- Belge bölümü -
◇ ◇ ◇ ◇ ◇

18 Ocak 2011 Salı
HRANT DİNK VAKIFLI KÖYÜNDE ANTAKYA DEMOKRATİK KÜLTÜR-SANAT DERNEĞİ TARAFINDAN ANILDI
16 Ocak 2011 Pazar günü saat 15.00-17.00 arasında Vakıflı Köyü'nde Antakya Demokratik Kültür-Sanat Derneği tarafından Hrant Dink Anması yapıldı.
8 araçla Vakıflı Köyüne gelen Demokratik Kültür Sanat Derneği taraftarı 50 kişilik grup Muhtar Berç Kartun ve köy halkı tarafından karşılandı. Kiliseye geçip Hrant Dink anısına mum yakan kalabalık daha sonra köy meydanına geçerek anma etkinliğine başladı.
Atak dergisi çalışanı Nazlı GÜZEL açış konuşmasında Hrant Dink'in kardeşliğin, barışın ve özgürlük mücadelesinin temsilcisi olduğunu, Vakıflı'nın katliamlardan ve göç ettirmelerden arta kalan tek Ermeni köyü olmasından dolayı Hrant Dink anmasını Vakıflı'da yapmayı tercih ettiklerini, halkların kültürleri, dilleri ve kimlikleriyle özgürce yaşamaları gerektiğini, bunun için ülkemizin demokratikleştirilmesi gerektiğini, bunun da mücadele gerektirdiğini ifade etti ve topluluğu Hrant Dink şahsında tüm devrim ve demokrasi mücadelesinde ölenler adına saygı duruşuna davet etti.
Saygı duruşunun ardından konuşmasını yapmak üzere Antakya Demokratik Kültür-Sanat Derneği Başkanı Mehmet GÜZEL'i konuşma yapmak üzere davet etti. Mehmet GÜZEL konuşmasına Hrant Dink ile Vakıflı köyü muhtarı Berç Kartun arasında geçmiş olan bir telefon konuşmasını anımsatarak başladı: "Sevgili Hrant yoldaşımız Berç Kartun ile yaptığı telefon konuşmasında 'portakalların çiçek açma zamanında Vakıflı'ya gelip boğma rakınızı içeceğim!' demişti. Ama derin devletin karanlık güçleripoprtakalların çiçek açmasına fırsat bırakmadan Hrant'ı katlettiler.

◇ ◇ ◇ ◇ ◇

- Çıkarılan veriler -
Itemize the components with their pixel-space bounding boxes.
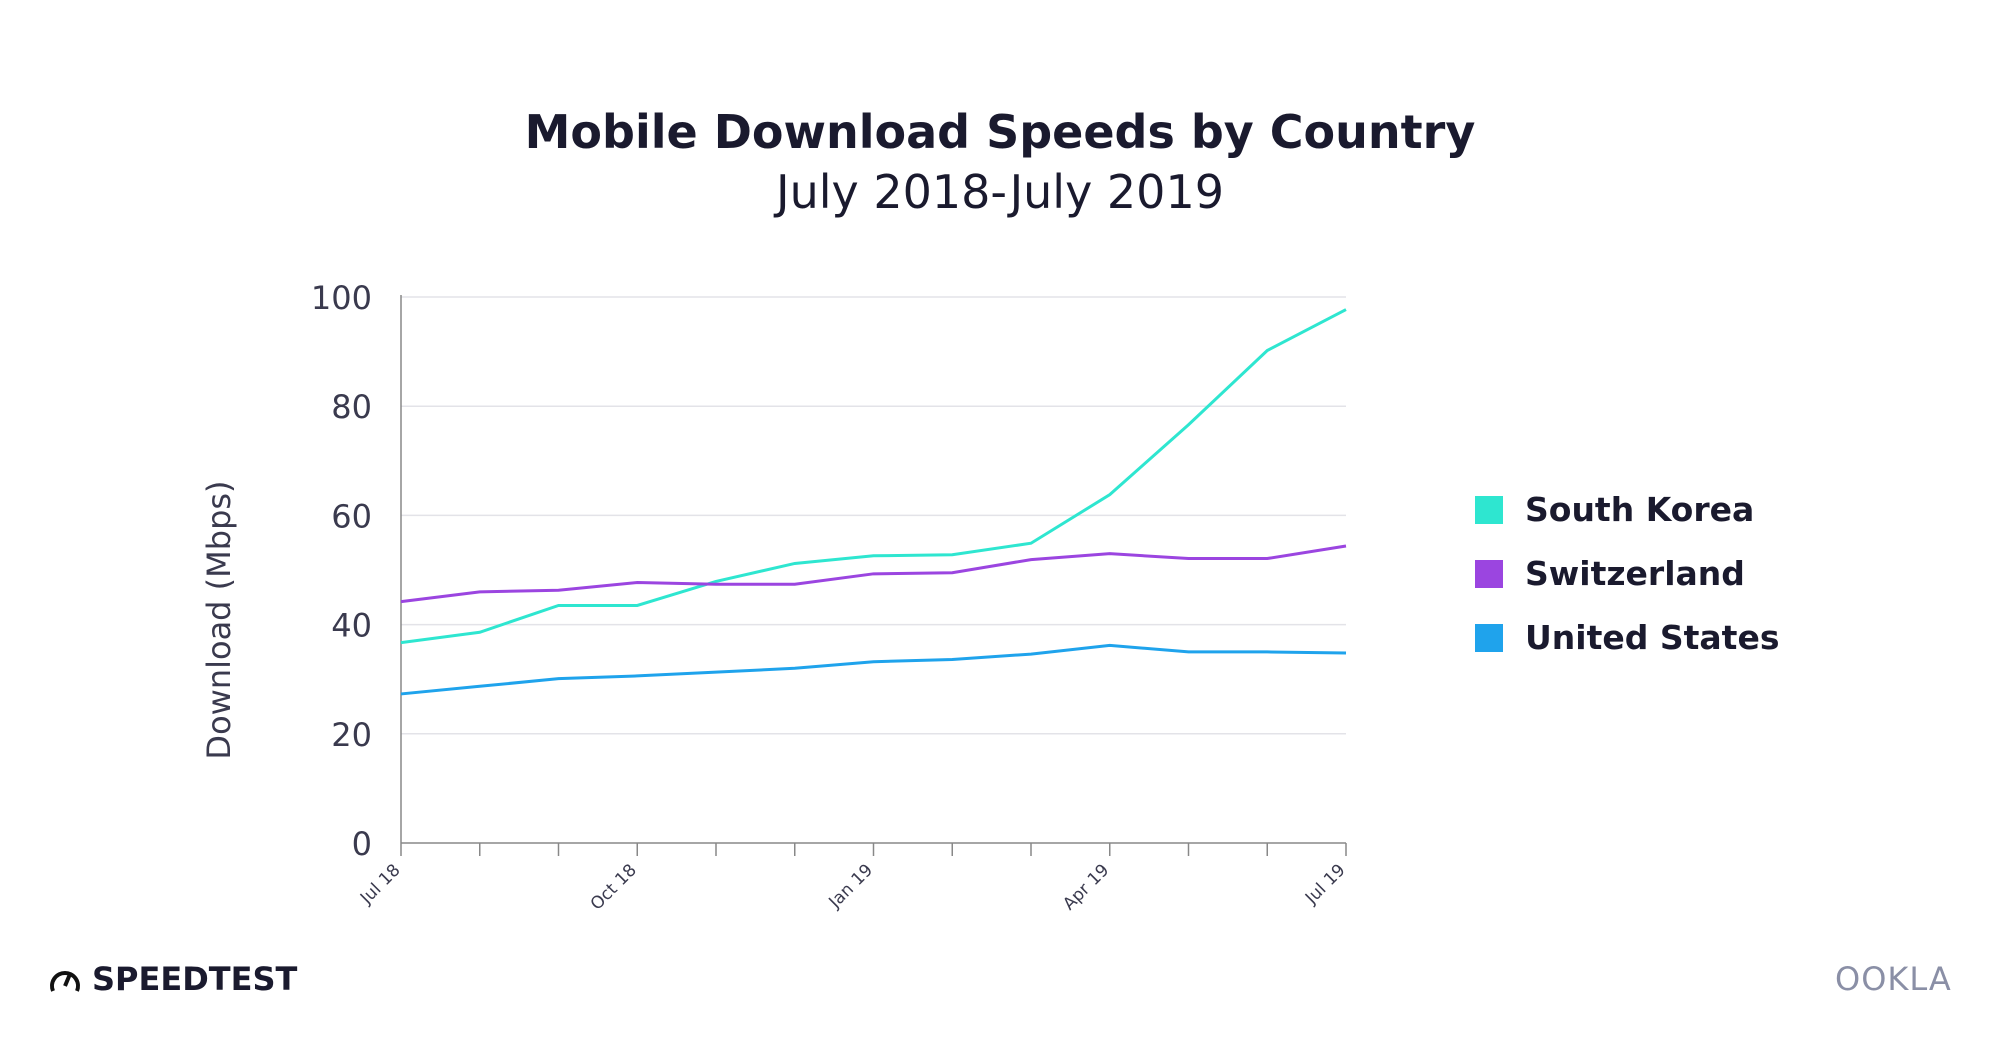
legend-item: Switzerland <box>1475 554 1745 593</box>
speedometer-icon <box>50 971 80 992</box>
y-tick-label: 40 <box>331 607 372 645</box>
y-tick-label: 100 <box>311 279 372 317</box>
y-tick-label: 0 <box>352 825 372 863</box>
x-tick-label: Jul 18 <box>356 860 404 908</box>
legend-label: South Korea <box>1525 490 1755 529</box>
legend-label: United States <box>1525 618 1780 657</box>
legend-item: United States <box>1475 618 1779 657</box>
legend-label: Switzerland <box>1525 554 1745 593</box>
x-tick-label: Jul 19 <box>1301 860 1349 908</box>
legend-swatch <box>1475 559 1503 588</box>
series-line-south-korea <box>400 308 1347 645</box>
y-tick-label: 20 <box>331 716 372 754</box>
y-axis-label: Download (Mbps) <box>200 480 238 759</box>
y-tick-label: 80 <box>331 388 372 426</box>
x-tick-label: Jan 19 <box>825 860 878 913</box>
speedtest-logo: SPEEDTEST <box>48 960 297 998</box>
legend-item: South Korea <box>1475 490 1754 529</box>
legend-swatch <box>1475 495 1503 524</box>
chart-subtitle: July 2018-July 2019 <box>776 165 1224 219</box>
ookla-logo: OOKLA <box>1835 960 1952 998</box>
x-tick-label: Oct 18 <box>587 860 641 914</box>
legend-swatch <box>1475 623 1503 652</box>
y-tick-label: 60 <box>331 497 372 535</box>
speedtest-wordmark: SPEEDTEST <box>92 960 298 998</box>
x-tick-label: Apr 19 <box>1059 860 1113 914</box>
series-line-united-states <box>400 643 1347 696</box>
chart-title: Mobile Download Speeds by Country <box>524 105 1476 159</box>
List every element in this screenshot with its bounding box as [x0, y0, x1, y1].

◇ ◇ ◇ ◇ ◇

- Alıştırma amacı -
Hrant Dink anması haberinde "8 araçla Vakıflı" sözleriyle başlayıp "anma etkinliğine başladı." sözlerine kadar uzanan kısmı hiç değiştirmeden yazın.

- Çözüm -
8 araçla Vakıflı Köyüne gelen Demokratik Kültür Sanat Derneği taraftarı 50 kişilik grup Muhtar Berç Kartun ve köy halkı tarafından karşılandı. Kiliseye geçip Hrant Dink anısına mum yakan kalabalık daha sonra köy meydanına geçerek anma etkinliğine başladı.